>> Begin

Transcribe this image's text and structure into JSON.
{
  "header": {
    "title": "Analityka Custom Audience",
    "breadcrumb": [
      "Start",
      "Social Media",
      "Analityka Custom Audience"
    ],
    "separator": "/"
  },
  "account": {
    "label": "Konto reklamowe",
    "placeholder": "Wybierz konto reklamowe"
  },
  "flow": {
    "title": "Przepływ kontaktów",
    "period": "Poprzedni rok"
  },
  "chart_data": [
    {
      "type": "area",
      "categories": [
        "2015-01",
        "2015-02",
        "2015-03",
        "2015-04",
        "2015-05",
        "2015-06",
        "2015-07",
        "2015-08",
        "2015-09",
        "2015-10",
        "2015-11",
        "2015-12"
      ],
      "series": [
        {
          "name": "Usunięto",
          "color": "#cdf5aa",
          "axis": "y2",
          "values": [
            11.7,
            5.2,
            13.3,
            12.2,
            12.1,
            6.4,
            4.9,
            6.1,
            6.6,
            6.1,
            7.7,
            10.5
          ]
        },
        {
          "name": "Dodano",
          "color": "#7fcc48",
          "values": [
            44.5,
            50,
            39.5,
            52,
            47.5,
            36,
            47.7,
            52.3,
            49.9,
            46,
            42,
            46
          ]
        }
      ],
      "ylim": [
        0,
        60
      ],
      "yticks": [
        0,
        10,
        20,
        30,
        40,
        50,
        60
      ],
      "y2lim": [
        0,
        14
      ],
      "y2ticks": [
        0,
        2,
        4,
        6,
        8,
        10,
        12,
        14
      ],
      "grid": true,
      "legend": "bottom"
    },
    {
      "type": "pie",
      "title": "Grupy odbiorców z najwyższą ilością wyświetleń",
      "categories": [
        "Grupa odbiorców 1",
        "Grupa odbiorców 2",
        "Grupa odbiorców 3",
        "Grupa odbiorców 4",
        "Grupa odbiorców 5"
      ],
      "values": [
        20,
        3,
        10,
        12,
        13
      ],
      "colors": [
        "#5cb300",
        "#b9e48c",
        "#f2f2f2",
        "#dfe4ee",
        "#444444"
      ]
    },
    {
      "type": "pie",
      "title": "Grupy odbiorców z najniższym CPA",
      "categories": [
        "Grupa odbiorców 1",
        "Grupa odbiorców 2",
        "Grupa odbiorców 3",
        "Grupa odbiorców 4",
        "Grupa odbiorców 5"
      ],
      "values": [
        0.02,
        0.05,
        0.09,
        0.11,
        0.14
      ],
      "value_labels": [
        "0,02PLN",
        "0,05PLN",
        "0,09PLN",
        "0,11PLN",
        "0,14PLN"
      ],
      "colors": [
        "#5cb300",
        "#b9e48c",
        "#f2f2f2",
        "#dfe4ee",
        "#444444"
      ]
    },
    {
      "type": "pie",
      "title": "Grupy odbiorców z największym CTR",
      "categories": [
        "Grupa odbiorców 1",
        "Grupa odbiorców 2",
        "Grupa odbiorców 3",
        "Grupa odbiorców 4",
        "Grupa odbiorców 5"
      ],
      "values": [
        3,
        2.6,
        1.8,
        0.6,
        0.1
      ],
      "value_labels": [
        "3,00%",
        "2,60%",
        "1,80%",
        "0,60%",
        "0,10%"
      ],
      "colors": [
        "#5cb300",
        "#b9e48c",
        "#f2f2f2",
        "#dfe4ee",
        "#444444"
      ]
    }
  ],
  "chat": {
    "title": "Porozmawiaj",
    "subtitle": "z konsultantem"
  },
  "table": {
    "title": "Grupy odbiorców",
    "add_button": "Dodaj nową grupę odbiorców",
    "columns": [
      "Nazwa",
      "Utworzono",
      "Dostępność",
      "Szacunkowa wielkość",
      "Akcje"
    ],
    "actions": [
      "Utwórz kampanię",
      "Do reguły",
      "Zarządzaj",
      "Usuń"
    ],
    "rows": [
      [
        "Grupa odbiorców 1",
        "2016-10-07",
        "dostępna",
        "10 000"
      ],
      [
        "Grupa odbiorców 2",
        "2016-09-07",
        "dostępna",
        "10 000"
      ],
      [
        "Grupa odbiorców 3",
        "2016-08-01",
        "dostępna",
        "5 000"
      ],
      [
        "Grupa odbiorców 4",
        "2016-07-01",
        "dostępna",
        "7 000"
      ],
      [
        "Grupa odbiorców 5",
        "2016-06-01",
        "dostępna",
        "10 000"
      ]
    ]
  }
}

>> End

## Directions
Using the listing above, reproduce each line without omission.

## Correct output
Transcribe this image's text and structure into JSON.
{
  "header": {
    "title": "Analityka Custom Audience",
    "breadcrumb": [
      "Start",
      "Social Media",
      "Analityka Custom Audience"
    ],
    "separator": "/"
  },
  "account": {
    "label": "Konto reklamowe",
    "placeholder": "Wybierz konto reklamowe"
  },
  "flow": {
    "title": "Przepływ kontaktów",
    "period": "Poprzedni rok"
  },
  "chart_data": [
    {
      "type": "area",
      "categories": [
        "2015-01",
        "2015-02",
        "2015-03",
        "2015-04",
        "2015-05",
        "2015-06",
        "2015-07",
        "2015-08",
        "2015-09",
        "2015-10",
        "2015-11",
        "2015-12"
      ],
      "series": [
        {
          "name": "Usunięto",
          "color": "#cdf5aa",
          "axis": "y2",
          "values": [
            11.7,
            5.2,
            13.3,
            12.2,
            12.1,
            6.4,
            4.9,
            6.1,
            6.6,
            6.1,
            7.7,
            10.5
          ]
        },
        {
          "name": "Dodano",
          "color": "#7fcc48",
          "values": [
            44.5,
            50,
            39.5,
            52,
            47.5,
            36,
            47.7,
            52.3,
            49.9,
            46,
            42,
            46
          ]
        }
      ],
      "ylim": [
        0,
        60
      ],
      "yticks": [
        0,
        10,
        20,
        30,
        40,
        50,
        60
      ],
      "y2lim": [
        0,
        14
      ],
      "y2ticks": [
        0,
        2,
        4,
        6,
        8,
        10,
        12,
        14
      ],
      "grid": true,
      "legend": "bottom"
    },
    {
      "type": "pie",
      "title": "Grupy odbiorców z najwyższą ilością wyświetleń",
      "categories": [
        "Grupa odbiorców 1",
        "Grupa odbiorców 2",
        "Grupa odbiorców 3",
        "Grupa odbiorców 4",
        "Grupa odbiorców 5"
      ],
      "values": [
        20,
        3,
        10,
        12,
        13
      ],
      "colors": [
        "#5cb300",
        "#b9e48c",
        "#f2f2f2",
        "#dfe4ee",
        "#444444"
      ]
    },
    {
      "type": "pie",
      "title": "Grupy odbiorców z najniższym CPA",
      "categories": [
        "Grupa odbiorców 1",
        "Grupa odbiorców 2",
        "Grupa odbiorców 3",
        "Grupa odbiorców 4",
        "Grupa odbiorców 5"
      ],
      "values": [
        0.02,
        0.05,
        0.09,
        0.11,
        0.14
      ],
      "value_labels": [
        "0,02PLN",
        "0,05PLN",
        "0,09PLN",
        "0,11PLN",
        "0,14PLN"
      ],
      "colors": [
        "#5cb300",
        "#b9e48c",
        "#f2f2f2",
        "#dfe4ee",
        "#444444"
      ]
    },
    {
      "type": "pie",
      "title": "Grupy odbiorców z największym CTR",
      "categories": [
        "Grupa odbiorców 1",
        "Grupa odbiorców 2",
        "Grupa odbiorców 3",
        "Grupa odbiorców 4",
        "Grupa odbiorców 5"
      ],
      "values": [
        3,
        2.6,
        1.8,
        0.6,
        0.1
      ],
      "value_labels": [
        "3,00%",
        "2,60%",
        "1,80%",
        "0,60%",
        "0,10%"
      ],
      "colors": [
        "#5cb300",
        "#b9e48c",
        "#f2f2f2",
        "#dfe4ee",
        "#444444"
      ]
    }
  ],
  "chat": {
    "title": "Porozmawiaj",
    "subtitle": "z konsultantem"
  },
  "table": {
    "title": "Grupy odbiorców",
    "add_button": "Dodaj nową grupę odbiorców",
    "columns": [
      "Nazwa",
      "Utworzono",
      "Dostępność",
      "Szacunkowa wielkość",
      "Akcje"
    ],
    "actions": [
      "Utwórz kampanię",
      "Do reguły",
      "Zarządzaj",
      "Usuń"
    ],
    "rows": [
      [
        "Grupa odbiorców 1",
        "2016-10-07",
        "dostępna",
        "10 000"
      ],
      [
        "Grupa odbiorców 2",
        "2016-09-07",
        "dostępna",
        "10 000"
      ],
      [
        "Grupa odbiorców 3",
        "2016-08-01",
        "dostępna",
        "5 000"
      ],
      [
        "Grupa odbiorców 4",
        "2016-07-01",
        "dostępna",
        "7 000"
      ],
      [
        "Grupa odbiorców 5",
        "2016-06-01",
        "dostępna",
        "10 000"
      ]
    ]
  }
}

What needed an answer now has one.